— Begin SUPPLIED MATERIAL —
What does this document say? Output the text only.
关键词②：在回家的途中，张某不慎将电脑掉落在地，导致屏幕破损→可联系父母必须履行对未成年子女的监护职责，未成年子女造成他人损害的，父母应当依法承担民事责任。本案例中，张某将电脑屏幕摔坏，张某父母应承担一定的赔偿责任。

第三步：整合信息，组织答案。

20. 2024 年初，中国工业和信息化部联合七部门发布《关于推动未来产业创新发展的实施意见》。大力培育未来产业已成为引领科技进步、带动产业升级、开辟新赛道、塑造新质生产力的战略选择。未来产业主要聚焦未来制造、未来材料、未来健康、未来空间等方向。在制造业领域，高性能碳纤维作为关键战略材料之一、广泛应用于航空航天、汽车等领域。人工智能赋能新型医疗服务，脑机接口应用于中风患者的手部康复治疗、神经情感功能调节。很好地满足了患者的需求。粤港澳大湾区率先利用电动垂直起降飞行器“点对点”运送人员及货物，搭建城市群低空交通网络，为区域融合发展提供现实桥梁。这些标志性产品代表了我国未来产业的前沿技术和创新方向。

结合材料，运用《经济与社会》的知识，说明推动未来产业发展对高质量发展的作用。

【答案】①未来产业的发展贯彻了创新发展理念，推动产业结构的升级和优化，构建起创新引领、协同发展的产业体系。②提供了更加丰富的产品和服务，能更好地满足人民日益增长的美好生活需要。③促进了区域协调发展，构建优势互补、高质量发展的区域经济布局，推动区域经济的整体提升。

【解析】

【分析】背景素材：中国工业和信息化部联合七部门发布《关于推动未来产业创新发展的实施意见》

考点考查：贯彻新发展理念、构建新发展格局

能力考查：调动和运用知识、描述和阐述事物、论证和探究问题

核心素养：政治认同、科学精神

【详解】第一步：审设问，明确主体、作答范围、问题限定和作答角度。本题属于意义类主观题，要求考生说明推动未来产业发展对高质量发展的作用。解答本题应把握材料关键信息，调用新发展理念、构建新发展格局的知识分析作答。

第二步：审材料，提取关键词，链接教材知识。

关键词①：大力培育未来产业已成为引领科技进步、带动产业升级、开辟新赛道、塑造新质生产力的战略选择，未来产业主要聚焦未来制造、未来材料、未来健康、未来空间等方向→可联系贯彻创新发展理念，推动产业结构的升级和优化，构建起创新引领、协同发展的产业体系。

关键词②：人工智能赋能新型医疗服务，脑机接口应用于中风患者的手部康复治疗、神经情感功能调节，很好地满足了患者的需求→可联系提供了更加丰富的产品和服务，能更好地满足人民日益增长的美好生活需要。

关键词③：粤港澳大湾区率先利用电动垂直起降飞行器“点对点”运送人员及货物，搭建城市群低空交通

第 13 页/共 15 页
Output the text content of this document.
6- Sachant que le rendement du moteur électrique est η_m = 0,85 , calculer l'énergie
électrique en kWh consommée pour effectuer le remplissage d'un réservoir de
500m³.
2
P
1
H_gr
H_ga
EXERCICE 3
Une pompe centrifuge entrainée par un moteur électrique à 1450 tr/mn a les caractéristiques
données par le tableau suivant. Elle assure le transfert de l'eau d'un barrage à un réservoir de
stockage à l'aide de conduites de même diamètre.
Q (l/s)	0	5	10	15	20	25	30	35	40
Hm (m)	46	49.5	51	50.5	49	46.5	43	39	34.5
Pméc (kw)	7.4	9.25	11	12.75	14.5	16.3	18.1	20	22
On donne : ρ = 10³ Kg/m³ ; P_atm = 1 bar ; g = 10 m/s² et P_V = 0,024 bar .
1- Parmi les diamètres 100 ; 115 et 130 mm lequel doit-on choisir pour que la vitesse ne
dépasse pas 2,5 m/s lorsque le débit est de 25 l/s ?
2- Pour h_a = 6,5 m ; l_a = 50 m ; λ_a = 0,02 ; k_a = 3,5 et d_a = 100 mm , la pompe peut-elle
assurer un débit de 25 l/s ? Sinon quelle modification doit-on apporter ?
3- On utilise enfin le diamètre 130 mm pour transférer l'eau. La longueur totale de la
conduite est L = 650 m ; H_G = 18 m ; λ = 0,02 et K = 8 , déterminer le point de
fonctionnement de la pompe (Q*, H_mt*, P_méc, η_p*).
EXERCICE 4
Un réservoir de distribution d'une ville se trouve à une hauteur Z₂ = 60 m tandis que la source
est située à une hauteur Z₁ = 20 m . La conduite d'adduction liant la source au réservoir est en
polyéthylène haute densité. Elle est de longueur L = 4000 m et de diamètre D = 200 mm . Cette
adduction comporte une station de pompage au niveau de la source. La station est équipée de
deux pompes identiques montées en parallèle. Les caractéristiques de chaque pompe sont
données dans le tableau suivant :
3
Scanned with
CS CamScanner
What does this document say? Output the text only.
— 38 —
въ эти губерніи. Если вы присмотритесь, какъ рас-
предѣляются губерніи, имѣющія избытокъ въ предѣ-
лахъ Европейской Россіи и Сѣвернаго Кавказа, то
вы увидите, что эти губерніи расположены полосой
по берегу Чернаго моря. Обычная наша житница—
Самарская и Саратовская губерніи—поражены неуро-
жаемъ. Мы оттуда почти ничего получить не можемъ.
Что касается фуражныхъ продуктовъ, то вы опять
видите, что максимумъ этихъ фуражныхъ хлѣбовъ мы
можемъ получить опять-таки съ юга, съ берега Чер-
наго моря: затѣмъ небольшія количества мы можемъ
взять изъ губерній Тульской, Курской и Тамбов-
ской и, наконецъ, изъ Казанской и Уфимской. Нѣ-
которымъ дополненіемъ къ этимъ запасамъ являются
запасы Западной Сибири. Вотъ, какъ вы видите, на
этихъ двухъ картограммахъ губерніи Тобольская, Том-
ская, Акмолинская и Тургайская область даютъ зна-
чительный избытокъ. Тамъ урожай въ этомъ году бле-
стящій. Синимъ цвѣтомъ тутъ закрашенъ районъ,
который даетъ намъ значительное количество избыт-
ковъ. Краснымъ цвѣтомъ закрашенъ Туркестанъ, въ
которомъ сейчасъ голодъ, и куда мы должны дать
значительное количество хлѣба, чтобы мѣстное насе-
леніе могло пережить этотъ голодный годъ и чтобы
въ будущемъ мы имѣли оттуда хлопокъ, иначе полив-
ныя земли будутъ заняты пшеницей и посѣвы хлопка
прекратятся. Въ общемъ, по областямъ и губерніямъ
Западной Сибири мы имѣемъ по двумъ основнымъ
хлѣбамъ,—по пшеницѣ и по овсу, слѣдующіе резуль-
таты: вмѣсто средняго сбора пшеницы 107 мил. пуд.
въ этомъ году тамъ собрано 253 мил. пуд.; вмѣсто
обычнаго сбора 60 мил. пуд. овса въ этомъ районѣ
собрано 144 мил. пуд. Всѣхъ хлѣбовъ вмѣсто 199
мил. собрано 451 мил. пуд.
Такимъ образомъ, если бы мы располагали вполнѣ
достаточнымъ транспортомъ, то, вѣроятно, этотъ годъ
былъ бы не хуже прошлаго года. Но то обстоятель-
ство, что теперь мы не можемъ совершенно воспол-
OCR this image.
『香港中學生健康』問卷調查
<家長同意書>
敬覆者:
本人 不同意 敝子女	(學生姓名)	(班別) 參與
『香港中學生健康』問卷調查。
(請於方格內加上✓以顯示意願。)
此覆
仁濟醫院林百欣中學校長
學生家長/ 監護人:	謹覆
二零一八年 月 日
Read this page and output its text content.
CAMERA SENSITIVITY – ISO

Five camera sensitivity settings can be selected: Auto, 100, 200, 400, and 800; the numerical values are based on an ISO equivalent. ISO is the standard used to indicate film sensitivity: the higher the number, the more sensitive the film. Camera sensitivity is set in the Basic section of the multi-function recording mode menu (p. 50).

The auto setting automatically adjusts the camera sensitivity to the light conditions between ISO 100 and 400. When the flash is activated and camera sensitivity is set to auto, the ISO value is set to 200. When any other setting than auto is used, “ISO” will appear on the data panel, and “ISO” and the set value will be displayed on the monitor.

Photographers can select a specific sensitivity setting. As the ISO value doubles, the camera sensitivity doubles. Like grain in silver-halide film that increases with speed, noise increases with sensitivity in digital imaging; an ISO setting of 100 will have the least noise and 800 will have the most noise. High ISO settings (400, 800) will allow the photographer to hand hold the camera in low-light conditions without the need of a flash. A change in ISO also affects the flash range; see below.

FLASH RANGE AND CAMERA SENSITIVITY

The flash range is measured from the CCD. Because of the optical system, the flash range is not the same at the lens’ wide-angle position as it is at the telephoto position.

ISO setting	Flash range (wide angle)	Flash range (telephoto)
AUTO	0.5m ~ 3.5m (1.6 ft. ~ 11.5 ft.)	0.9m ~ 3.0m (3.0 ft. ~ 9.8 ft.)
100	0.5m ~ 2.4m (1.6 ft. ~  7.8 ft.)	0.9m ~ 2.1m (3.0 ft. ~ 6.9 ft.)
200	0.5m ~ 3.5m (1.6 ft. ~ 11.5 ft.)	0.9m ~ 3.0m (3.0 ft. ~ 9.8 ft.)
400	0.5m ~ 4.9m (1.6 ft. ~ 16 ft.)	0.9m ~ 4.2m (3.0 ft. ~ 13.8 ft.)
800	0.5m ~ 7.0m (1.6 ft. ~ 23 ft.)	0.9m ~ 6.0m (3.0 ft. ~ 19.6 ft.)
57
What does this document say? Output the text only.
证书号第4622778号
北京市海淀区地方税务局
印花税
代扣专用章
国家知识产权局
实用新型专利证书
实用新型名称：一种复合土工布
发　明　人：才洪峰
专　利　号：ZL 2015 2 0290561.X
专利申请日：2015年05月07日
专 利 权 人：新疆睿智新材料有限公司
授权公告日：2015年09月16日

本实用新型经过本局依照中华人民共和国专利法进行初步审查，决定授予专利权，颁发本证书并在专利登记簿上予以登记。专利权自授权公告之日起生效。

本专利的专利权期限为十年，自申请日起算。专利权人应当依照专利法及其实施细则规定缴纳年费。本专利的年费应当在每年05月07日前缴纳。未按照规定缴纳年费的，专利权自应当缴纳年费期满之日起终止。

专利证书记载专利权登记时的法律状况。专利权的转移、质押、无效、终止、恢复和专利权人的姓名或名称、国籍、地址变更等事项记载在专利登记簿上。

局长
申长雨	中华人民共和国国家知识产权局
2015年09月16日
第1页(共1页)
— End SUPPLIED MATERIAL —
Copy out every line where the word "чтобы" occurs.

■ RESULT FOR THIS EXERCISE:
значительное количество хлѣба, чтобы мѣстное насе-
леніе могло пережить этотъ голодный годъ и чтобы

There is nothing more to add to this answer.